-- Start Source data --

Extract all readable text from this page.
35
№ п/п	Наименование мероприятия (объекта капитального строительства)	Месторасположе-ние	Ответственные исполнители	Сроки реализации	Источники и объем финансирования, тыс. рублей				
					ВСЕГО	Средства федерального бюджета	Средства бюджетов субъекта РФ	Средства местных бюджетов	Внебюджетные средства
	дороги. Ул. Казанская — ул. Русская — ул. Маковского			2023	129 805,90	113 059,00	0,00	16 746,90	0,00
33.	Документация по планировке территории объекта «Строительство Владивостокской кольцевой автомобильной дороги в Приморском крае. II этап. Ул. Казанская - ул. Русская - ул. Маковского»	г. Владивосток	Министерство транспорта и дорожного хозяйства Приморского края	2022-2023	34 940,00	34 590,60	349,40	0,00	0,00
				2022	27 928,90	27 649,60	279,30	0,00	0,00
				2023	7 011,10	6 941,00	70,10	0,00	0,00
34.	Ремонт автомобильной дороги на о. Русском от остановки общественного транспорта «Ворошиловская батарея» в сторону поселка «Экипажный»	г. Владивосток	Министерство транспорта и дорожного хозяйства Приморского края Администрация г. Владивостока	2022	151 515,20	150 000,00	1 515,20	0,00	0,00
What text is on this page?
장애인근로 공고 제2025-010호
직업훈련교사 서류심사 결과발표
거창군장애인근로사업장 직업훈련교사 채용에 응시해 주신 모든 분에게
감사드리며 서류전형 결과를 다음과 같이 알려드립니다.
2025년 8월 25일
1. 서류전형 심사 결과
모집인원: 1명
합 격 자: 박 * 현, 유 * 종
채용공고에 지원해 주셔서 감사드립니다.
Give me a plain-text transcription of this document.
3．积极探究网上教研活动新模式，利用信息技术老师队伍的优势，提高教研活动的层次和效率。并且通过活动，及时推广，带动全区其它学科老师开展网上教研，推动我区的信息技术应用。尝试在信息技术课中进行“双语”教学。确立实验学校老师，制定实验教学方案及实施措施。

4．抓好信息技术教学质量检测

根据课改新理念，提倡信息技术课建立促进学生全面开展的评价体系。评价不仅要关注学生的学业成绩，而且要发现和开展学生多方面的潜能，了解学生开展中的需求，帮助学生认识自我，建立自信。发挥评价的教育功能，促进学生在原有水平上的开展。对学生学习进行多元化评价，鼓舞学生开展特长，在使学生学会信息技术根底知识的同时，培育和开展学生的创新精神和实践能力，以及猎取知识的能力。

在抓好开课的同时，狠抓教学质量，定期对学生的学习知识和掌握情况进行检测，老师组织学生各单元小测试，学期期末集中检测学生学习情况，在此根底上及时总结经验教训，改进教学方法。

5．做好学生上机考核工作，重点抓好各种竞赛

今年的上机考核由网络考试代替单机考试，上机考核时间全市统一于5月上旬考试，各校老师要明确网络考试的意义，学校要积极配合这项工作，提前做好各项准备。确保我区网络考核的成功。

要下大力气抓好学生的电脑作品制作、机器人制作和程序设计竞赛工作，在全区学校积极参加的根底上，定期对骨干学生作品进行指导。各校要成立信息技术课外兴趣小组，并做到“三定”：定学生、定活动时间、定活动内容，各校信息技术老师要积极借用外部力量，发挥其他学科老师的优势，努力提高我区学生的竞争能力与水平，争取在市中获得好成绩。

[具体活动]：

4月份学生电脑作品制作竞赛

-- End Source data --

To do:
Return every line from the one holding "What text is on this page?" through the end of the data, exactly as it appears, with both ends kept and nothing else.

Complete answer:
What text is on this page?
장애인근로 공고 제2025-010호
직업훈련교사 서류심사 결과발표
거창군장애인근로사업장 직업훈련교사 채용에 응시해 주신 모든 분에게
감사드리며 서류전형 결과를 다음과 같이 알려드립니다.
2025년 8월 25일
1. 서류전형 심사 결과
모집인원: 1명
합 격 자: 박 * 현, 유 * 종
채용공고에 지원해 주셔서 감사드립니다.
Give me a plain-text transcription of this document.
3．积极探究网上教研活动新模式，利用信息技术老师队伍的优势，提高教研活动的层次和效率。并且通过活动，及时推广，带动全区其它学科老师开展网上教研，推动我区的信息技术应用。尝试在信息技术课中进行“双语”教学。确立实验学校老师，制定实验教学方案及实施措施。

4．抓好信息技术教学质量检测

根据课改新理念，提倡信息技术课建立促进学生全面开展的评价体系。评价不仅要关注学生的学业成绩，而且要发现和开展学生多方面的潜能，了解学生开展中的需求，帮助学生认识自我，建立自信。发挥评价的教育功能，促进学生在原有水平上的开展。对学生学习进行多元化评价，鼓舞学生开展特长，在使学生学会信息技术根底知识的同时，培育和开展学生的创新精神和实践能力，以及猎取知识的能力。

在抓好开课的同时，狠抓教学质量，定期对学生的学习知识和掌握情况进行检测，老师组织学生各单元小测试，学期期末集中检测学生学习情况，在此根底上及时总结经验教训，改进教学方法。

5．做好学生上机考核工作，重点抓好各种竞赛

今年的上机考核由网络考试代替单机考试，上机考核时间全市统一于5月上旬考试，各校老师要明确网络考试的意义，学校要积极配合这项工作，提前做好各项准备。确保我区网络考核的成功。

要下大力气抓好学生的电脑作品制作、机器人制作和程序设计竞赛工作，在全区学校积极参加的根底上，定期对骨干学生作品进行指导。各校要成立信息技术课外兴趣小组，并做到“三定”：定学生、定活动时间、定活动内容，各校信息技术老师要积极借用外部力量，发挥其他学科老师的优势，努力提高我区学生的竞争能力与水平，争取在市中获得好成绩。

[具体活动]：

4月份学生电脑作品制作竞赛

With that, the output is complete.